[start of Supplied data]

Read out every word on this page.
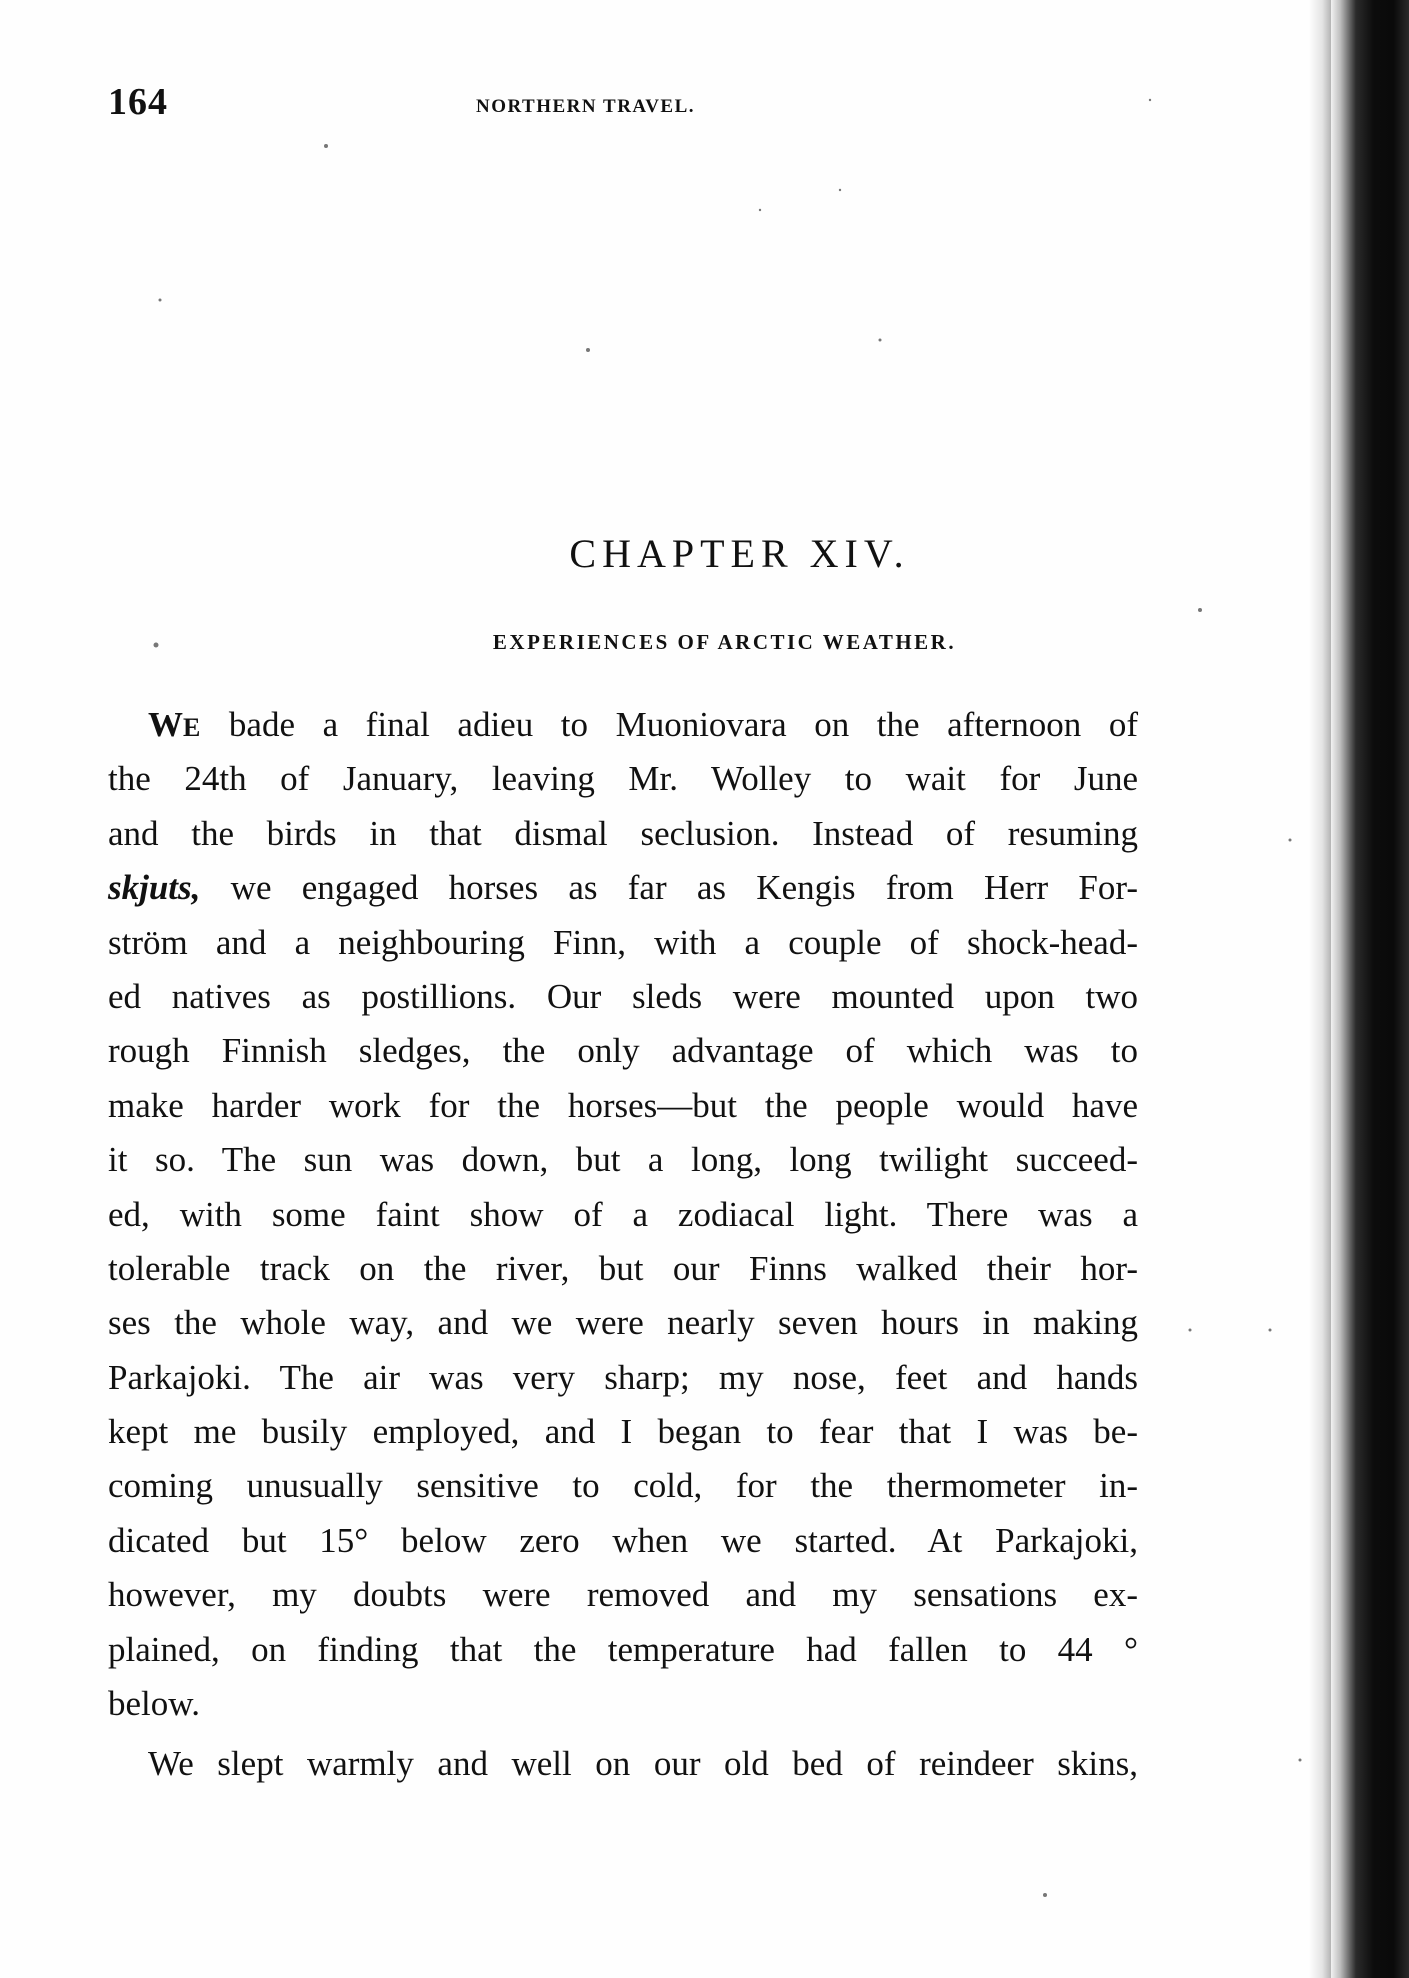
164	NORTHERN TRAVEL.
CHAPTER XIV.
EXPERIENCES OF ARCTIC WEATHER.
WE bade a final adieu to Muoniovara on the afternoon of
the 24th of January, leaving Mr. Wolley to wait for June
and the birds in that dismal seclusion. Instead of resuming
skjuts, we engaged horses as far as Kengis from Herr For-
ström and a neighbouring Finn, with a couple of shock-head-
ed natives as postillions. Our sleds were mounted upon two
rough Finnish sledges, the only advantage of which was to
make harder work for the horses—but the people would have
it so. The sun was down, but a long, long twilight succeed-
ed, with some faint show of a zodiacal light. There was a
tolerable track on the river, but our Finns walked their hor-
ses the whole way, and we were nearly seven hours in making
Parkajoki. The air was very sharp; my nose, feet and hands
kept me busily employed, and I began to fear that I was be-
coming unusually sensitive to cold, for the thermometer in-
dicated but 15° below zero when we started. At Parkajoki,
however, my doubts were removed and my sensations ex-
plained, on finding that the temperature had fallen to 44 °
below.
We slept warmly and well on our old bed of reindeer skins,
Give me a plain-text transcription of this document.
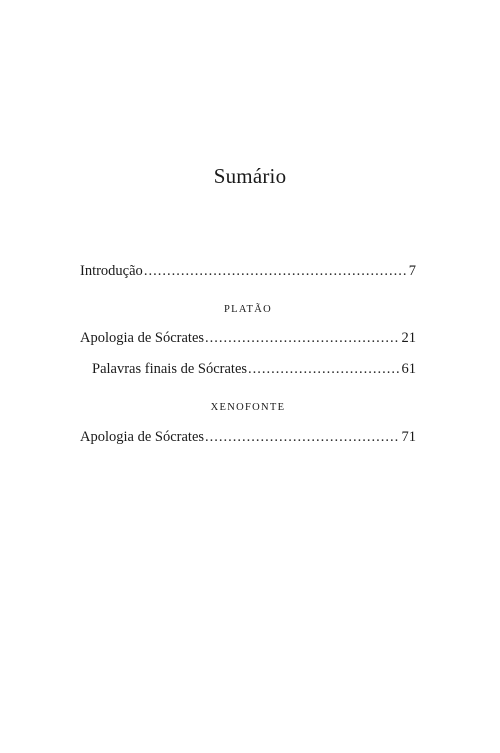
Sumário
Introdução .....	7
PLATÃO
Apologia de Sócrates .....	21
Palavras finais de Sócrates .....	61
XENOFONTE
Apologia de Sócrates .....	71
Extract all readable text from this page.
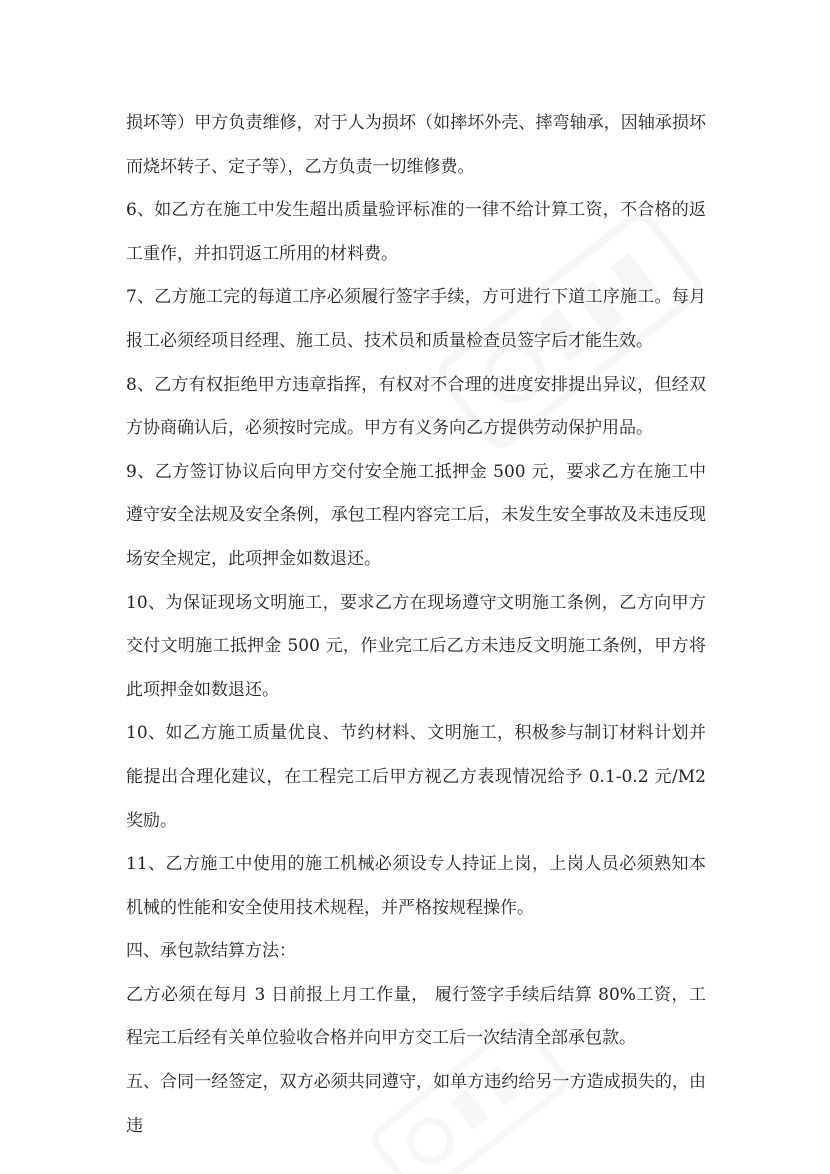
损坏等）甲方负责维修，对于人为损坏（如摔坏外壳、摔弯轴承，因轴承损坏而烧坏转子、定子等），乙方负责一切维修费。

6、如乙方在施工中发生超出质量验评标准的一律不给计算工资，不合格的返工重作，并扣罚返工所用的材料费。

7、乙方施工完的每道工序必须履行签字手续，方可进行下道工序施工。每月报工必须经项目经理、施工员、技术员和质量检查员签字后才能生效。

8、乙方有权拒绝甲方违章指挥，有权对不合理的进度安排提出异议，但经双方协商确认后，必须按时完成。甲方有义务向乙方提供劳动保护用品。

9、乙方签订协议后向甲方交付安全施工抵押金 500 元，要求乙方在施工中遵守安全法规及安全条例，承包工程内容完工后，未发生安全事故及未违反现场安全规定，此项押金如数退还。

10、为保证现场文明施工，要求乙方在现场遵守文明施工条例，乙方向甲方交付文明施工抵押金 500 元，作业完工后乙方未违反文明施工条例，甲方将此项押金如数退还。

10、如乙方施工质量优良、节约材料、文明施工，积极参与制订材料计划并能提出合理化建议，在工程完工后甲方视乙方表现情况给予 0.1-0.2 元/M2 奖励。

11、乙方施工中使用的施工机械必须设专人持证上岗，上岗人员必须熟知本机械的性能和安全使用技术规程，并严格按规程操作。

四、承包款结算方法：

乙方必须在每月 3 日前报上月工作量， 履行签字手续后结算 80%工资，工程完工后经有关单位验收合格并向甲方交工后一次结清全部承包款。

五、合同一经签定，双方必须共同遵守，如单方违约给另一方造成损失的，由违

[end of Supplied data]

_Aim_. Print every entry exactly as written, without the pictures.

_Reply_.
Read out every word on this page.
164	NORTHERN TRAVEL.
CHAPTER XIV.
EXPERIENCES OF ARCTIC WEATHER.
WE bade a final adieu to Muoniovara on the afternoon of
the 24th of January, leaving Mr. Wolley to wait for June
and the birds in that dismal seclusion. Instead of resuming
skjuts, we engaged horses as far as Kengis from Herr For-
ström and a neighbouring Finn, with a couple of shock-head-
ed natives as postillions. Our sleds were mounted upon two
rough Finnish sledges, the only advantage of which was to
make harder work for the horses—but the people would have
it so. The sun was down, but a long, long twilight succeed-
ed, with some faint show of a zodiacal light. There was a
tolerable track on the river, but our Finns walked their hor-
ses the whole way, and we were nearly seven hours in making
Parkajoki. The air was very sharp; my nose, feet and hands
kept me busily employed, and I began to fear that I was be-
coming unusually sensitive to cold, for the thermometer in-
dicated but 15° below zero when we started. At Parkajoki,
however, my doubts were removed and my sensations ex-
plained, on finding that the temperature had fallen to 44 °
below.
We slept warmly and well on our old bed of reindeer skins,
Give me a plain-text transcription of this document.
Sumário
Introdução .....	7
PLATÃO
Apologia de Sócrates .....	21
Palavras finais de Sócrates .....	61
XENOFONTE
Apologia de Sócrates .....	71
Extract all readable text from this page.
损坏等）甲方负责维修，对于人为损坏（如摔坏外壳、摔弯轴承，因轴承损坏而烧坏转子、定子等），乙方负责一切维修费。

6、如乙方在施工中发生超出质量验评标准的一律不给计算工资，不合格的返工重作，并扣罚返工所用的材料费。

7、乙方施工完的每道工序必须履行签字手续，方可进行下道工序施工。每月报工必须经项目经理、施工员、技术员和质量检查员签字后才能生效。

8、乙方有权拒绝甲方违章指挥，有权对不合理的进度安排提出异议，但经双方协商确认后，必须按时完成。甲方有义务向乙方提供劳动保护用品。

9、乙方签订协议后向甲方交付安全施工抵押金 500 元，要求乙方在施工中遵守安全法规及安全条例，承包工程内容完工后，未发生安全事故及未违反现场安全规定，此项押金如数退还。

10、为保证现场文明施工，要求乙方在现场遵守文明施工条例，乙方向甲方交付文明施工抵押金 500 元，作业完工后乙方未违反文明施工条例，甲方将此项押金如数退还。

10、如乙方施工质量优良、节约材料、文明施工，积极参与制订材料计划并能提出合理化建议，在工程完工后甲方视乙方表现情况给予 0.1-0.2 元/M2 奖励。

11、乙方施工中使用的施工机械必须设专人持证上岗，上岗人员必须熟知本机械的性能和安全使用技术规程，并严格按规程操作。

四、承包款结算方法：

乙方必须在每月 3 日前报上月工作量， 履行签字手续后结算 80%工资，工程完工后经有关单位验收合格并向甲方交工后一次结清全部承包款。

五、合同一经签定，双方必须共同遵守，如单方违约给另一方造成损失的，由违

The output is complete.